(What this task involves) Return the complete listing that follows, with each line reproduced exactly.

[Dataset listings of figures]
• • • • •
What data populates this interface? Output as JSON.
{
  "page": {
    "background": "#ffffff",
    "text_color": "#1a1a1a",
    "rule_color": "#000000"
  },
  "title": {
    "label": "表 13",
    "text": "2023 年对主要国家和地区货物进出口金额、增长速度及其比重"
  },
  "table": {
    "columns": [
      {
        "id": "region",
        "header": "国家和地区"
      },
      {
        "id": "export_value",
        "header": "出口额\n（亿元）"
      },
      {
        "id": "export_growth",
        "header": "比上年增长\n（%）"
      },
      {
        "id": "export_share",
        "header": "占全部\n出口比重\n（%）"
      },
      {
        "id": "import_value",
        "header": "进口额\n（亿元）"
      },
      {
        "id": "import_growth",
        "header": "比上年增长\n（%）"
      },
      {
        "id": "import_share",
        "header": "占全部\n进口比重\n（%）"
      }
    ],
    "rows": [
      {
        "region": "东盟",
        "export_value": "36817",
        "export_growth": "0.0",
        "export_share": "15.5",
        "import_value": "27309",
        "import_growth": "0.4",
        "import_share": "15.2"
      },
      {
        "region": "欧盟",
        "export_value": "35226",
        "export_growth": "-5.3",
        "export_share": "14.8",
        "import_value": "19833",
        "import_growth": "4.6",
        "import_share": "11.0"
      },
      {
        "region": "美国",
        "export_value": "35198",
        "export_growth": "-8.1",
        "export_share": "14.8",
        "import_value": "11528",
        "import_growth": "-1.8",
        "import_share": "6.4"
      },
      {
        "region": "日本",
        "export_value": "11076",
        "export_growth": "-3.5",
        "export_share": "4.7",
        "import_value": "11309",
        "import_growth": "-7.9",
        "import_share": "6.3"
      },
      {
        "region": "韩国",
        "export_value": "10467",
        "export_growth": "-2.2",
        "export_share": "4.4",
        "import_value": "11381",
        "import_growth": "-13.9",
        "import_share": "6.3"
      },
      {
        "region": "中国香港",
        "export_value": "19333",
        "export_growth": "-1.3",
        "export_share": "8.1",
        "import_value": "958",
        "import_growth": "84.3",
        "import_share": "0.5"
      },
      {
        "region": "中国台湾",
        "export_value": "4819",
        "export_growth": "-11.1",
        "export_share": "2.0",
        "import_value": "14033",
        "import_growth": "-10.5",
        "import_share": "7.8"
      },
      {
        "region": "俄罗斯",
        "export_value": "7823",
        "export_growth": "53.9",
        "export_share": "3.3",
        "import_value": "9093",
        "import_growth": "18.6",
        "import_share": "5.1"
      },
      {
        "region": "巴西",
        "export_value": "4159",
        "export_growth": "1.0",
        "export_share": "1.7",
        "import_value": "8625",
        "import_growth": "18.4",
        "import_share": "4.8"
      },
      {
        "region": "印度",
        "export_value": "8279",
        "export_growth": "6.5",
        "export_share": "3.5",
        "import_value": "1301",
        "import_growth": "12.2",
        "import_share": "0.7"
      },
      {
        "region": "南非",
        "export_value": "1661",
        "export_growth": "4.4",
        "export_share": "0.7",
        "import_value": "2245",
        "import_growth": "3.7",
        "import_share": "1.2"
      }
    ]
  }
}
• • • • •
(Expected output)
What data populates this interface? Output as JSON.
{
  "page": {
    "background": "#ffffff",
    "text_color": "#1a1a1a",
    "rule_color": "#000000"
  },
  "title": {
    "label": "表 13",
    "text": "2023 年对主要国家和地区货物进出口金额、增长速度及其比重"
  },
  "table": {
    "columns": [
      {
        "id": "region",
        "header": "国家和地区"
      },
      {
        "id": "export_value",
        "header": "出口额\n（亿元）"
      },
      {
        "id": "export_growth",
        "header": "比上年增长\n（%）"
      },
      {
        "id": "export_share",
        "header": "占全部\n出口比重\n（%）"
      },
      {
        "id": "import_value",
        "header": "进口额\n（亿元）"
      },
      {
        "id": "import_growth",
        "header": "比上年增长\n（%）"
      },
      {
        "id": "import_share",
        "header": "占全部\n进口比重\n（%）"
      }
    ],
    "rows": [
      {
        "region": "东盟",
        "export_value": "36817",
        "export_growth": "0.0",
        "export_share": "15.5",
        "import_value": "27309",
        "import_growth": "0.4",
        "import_share": "15.2"
      },
      {
        "region": "欧盟",
        "export_value": "35226",
        "export_growth": "-5.3",
        "export_share": "14.8",
        "import_value": "19833",
        "import_growth": "4.6",
        "import_share": "11.0"
      },
      {
        "region": "美国",
        "export_value": "35198",
        "export_growth": "-8.1",
        "export_share": "14.8",
        "import_value": "11528",
        "import_growth": "-1.8",
        "import_share": "6.4"
      },
      {
        "region": "日本",
        "export_value": "11076",
        "export_growth": "-3.5",
        "export_share": "4.7",
        "import_value": "11309",
        "import_growth": "-7.9",
        "import_share": "6.3"
      },
      {
        "region": "韩国",
        "export_value": "10467",
        "export_growth": "-2.2",
        "export_share": "4.4",
        "import_value": "11381",
        "import_growth": "-13.9",
        "import_share": "6.3"
      },
      {
        "region": "中国香港",
        "export_value": "19333",
        "export_growth": "-1.3",
        "export_share": "8.1",
        "import_value": "958",
        "import_growth": "84.3",
        "import_share": "0.5"
      },
      {
        "region": "中国台湾",
        "export_value": "4819",
        "export_growth": "-11.1",
        "export_share": "2.0",
        "import_value": "14033",
        "import_growth": "-10.5",
        "import_share": "7.8"
      },
      {
        "region": "俄罗斯",
        "export_value": "7823",
        "export_growth": "53.9",
        "export_share": "3.3",
        "import_value": "9093",
        "import_growth": "18.6",
        "import_share": "5.1"
      },
      {
        "region": "巴西",
        "export_value": "4159",
        "export_growth": "1.0",
        "export_share": "1.7",
        "import_value": "8625",
        "import_growth": "18.4",
        "import_share": "4.8"
      },
      {
        "region": "印度",
        "export_value": "8279",
        "export_growth": "6.5",
        "export_share": "3.5",
        "import_value": "1301",
        "import_growth": "12.2",
        "import_share": "0.7"
      },
      {
        "region": "南非",
        "export_value": "1661",
        "export_growth": "4.4",
        "export_share": "0.7",
        "import_value": "2245",
        "import_growth": "3.7",
        "import_share": "1.2"
      }
    ]
  }
}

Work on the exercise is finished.